# 抜粋文:
■ ■ ■ ■ ■ ■ ■
また、菅政権肝いりのGOTOトラベルキャンペーン事業は、今のコロナ禍の状況の中で、観光・旅行業界への支援策として1兆円を超える税金が投入されている。

これも、お金に余裕がある人や時間にゆとりのある人たちだけへの優遇策であり、コロナ対応で休む間もない医療関係者や介護関係者、そして生活苦にあえぐ人々には何の役にも立たないのだ。

 

いっときGOTOで得をした気分になった人たちもGOTO事業が終わったら、通常料金が高くてとても旅行する気にならないだろうから、その時はその時でどうするのだろうと考えてしまう。

 

携帯端末や使用料金だって、世間の耳目を集めるには格好の話題であり、確かにスマホ業界のいい加減さにはあきれてはいたが、政府がひと声上げるや先を競って、大手業界の料金引き下げ競争となり、結局は安売りスマホ業界を一掃し大手で業界を寡占化する狙いがあり、政権にすり寄り忖度しているのだというようなことを聞くとこの国はどうなっていくのかと思ってしまう。
■ ■ ■ ■ ■ ■ ■
# データ:

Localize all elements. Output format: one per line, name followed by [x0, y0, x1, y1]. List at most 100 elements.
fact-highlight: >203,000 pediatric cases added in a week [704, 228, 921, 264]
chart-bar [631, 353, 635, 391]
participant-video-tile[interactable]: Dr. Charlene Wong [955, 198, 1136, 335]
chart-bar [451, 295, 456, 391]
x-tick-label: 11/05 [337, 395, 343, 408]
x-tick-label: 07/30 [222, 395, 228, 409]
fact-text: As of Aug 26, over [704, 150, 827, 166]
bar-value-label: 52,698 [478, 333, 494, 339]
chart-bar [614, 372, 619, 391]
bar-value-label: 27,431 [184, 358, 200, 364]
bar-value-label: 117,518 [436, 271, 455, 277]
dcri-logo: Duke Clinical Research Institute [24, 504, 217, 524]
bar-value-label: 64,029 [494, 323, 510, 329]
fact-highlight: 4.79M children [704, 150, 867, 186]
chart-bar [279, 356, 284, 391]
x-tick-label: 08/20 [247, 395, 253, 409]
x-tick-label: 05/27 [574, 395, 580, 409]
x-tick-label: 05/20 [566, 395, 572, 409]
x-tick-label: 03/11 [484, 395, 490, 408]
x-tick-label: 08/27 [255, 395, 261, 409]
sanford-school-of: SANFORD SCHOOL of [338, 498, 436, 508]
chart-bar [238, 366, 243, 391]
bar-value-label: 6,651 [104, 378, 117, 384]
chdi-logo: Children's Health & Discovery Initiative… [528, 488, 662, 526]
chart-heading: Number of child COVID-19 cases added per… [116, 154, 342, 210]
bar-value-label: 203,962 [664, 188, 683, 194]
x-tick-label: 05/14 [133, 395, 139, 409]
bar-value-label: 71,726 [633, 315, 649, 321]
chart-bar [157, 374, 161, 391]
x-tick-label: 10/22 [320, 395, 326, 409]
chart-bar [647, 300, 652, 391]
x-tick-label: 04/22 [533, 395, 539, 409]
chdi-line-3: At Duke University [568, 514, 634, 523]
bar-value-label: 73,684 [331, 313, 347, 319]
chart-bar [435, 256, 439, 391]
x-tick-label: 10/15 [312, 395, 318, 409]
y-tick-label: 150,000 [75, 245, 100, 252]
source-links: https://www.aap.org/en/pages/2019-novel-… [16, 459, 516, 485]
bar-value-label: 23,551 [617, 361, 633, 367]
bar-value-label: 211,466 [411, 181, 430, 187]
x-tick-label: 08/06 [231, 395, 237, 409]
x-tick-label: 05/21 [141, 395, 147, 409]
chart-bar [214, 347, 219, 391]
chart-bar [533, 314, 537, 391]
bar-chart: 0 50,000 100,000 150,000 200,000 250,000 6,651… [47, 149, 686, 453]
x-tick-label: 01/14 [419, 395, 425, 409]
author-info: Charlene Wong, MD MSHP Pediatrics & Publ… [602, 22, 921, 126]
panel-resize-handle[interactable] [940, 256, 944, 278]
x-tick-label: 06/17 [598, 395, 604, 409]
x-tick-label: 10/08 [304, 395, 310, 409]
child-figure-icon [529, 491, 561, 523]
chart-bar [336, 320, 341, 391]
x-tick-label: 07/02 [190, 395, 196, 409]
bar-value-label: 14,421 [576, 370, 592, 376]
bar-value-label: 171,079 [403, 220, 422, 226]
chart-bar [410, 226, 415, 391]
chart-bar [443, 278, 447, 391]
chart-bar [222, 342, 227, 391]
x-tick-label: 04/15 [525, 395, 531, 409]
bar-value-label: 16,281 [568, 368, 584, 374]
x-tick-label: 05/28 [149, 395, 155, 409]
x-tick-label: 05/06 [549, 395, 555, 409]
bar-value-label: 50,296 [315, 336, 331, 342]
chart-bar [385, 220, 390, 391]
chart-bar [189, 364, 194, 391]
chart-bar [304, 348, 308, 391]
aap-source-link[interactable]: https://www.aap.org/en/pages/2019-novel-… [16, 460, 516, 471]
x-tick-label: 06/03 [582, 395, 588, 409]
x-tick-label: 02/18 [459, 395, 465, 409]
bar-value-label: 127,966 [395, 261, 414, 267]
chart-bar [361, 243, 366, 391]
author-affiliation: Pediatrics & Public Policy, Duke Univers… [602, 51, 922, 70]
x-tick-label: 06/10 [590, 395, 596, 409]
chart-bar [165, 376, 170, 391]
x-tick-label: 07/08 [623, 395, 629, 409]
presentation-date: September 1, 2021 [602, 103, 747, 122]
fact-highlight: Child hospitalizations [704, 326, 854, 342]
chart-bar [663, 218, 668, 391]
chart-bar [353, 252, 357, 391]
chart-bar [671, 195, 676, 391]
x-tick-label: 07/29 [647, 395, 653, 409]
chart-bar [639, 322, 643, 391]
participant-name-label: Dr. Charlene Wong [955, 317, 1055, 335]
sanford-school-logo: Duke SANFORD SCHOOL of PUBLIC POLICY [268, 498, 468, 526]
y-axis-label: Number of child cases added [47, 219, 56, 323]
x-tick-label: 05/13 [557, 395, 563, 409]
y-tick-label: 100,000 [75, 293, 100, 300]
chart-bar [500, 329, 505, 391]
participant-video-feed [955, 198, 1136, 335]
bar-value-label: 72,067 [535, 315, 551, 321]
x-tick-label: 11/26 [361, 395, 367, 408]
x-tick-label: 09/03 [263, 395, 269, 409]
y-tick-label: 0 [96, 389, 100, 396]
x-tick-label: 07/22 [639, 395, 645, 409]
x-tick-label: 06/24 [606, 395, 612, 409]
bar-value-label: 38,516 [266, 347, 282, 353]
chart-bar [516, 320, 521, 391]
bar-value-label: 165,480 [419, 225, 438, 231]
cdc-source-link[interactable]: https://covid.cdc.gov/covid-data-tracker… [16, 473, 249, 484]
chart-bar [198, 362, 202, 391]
■ ■ ■ ■ ■ ■ ■
# やること:
上の抜粋文から、「これも、お金に余裕がある人や」から「っていくのかと思ってしまう。」までの部分を、両端の語句も含めて一字一句違えずに書き写してください。

# 回答:
これも、お金に余裕がある人や時間にゆとりのある人たちだけへの優遇策であり、コロナ対応で休む間もない医療関係者や介護関係者、そして生活苦にあえぐ人々には何の役にも立たないのだ。

 

いっときGOTOで得をした気分になった人たちもGOTO事業が終わったら、通常料金が高くてとても旅行する気にならないだろうから、その時はその時でどうするのだろうと考えてしまう。

 

携帯端末や使用料金だって、世間の耳目を集めるには格好の話題であり、確かにスマホ業界のいい加減さにはあきれてはいたが、政府がひと声上げるや先を競って、大手業界の料金引き下げ競争となり、結局は安売りスマホ業界を一掃し大手で業界を寡占化する狙いがあり、政権にすり寄り忖度しているのだというようなことを聞くとこの国はどうなっていくのかと思ってしまう。